Scan the data for "JSON" and copy the lines it appears in.

#### Data provided:
• • • •

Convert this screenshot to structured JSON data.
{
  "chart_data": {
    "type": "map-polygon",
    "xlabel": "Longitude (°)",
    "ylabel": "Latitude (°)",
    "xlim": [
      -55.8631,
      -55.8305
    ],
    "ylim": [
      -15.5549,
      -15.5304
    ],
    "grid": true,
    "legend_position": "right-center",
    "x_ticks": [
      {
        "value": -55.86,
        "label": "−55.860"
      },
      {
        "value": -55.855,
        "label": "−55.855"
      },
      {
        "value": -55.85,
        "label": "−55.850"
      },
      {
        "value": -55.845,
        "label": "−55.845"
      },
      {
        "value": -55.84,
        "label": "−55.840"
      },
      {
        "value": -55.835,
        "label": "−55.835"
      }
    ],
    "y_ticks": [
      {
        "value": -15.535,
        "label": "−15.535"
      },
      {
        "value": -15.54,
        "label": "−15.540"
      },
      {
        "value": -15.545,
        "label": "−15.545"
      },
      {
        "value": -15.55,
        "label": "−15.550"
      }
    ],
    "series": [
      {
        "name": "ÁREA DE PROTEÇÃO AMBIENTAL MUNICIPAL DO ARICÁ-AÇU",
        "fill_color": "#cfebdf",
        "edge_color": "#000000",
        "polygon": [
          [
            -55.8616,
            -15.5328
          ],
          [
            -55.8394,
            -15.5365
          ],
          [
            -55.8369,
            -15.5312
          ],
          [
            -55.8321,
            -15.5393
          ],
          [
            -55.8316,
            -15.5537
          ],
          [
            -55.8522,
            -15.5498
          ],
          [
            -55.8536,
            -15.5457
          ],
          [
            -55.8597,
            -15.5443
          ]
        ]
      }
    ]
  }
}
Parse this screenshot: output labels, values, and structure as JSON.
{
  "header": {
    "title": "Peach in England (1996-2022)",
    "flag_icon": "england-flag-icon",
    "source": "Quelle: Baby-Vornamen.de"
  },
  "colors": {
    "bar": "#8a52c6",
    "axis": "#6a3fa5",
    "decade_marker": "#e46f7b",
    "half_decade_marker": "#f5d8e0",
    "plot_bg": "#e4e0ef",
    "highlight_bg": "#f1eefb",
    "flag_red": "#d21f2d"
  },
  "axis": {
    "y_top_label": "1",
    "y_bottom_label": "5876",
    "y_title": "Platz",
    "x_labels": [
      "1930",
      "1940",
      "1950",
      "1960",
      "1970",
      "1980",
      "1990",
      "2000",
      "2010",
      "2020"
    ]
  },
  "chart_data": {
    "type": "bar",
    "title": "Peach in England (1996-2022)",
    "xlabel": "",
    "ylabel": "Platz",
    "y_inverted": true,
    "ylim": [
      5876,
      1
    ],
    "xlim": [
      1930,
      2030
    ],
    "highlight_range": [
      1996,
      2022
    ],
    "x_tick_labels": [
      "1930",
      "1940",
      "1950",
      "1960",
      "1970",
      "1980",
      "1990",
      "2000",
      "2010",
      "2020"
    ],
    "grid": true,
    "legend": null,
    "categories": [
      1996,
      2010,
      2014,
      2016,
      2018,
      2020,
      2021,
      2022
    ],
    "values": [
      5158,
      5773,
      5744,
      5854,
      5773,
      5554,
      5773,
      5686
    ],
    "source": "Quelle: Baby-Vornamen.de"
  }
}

• • • •

#### Written answer:
Convert this screenshot to structured JSON data.
Parse this screenshot: output labels, values, and structure as JSON.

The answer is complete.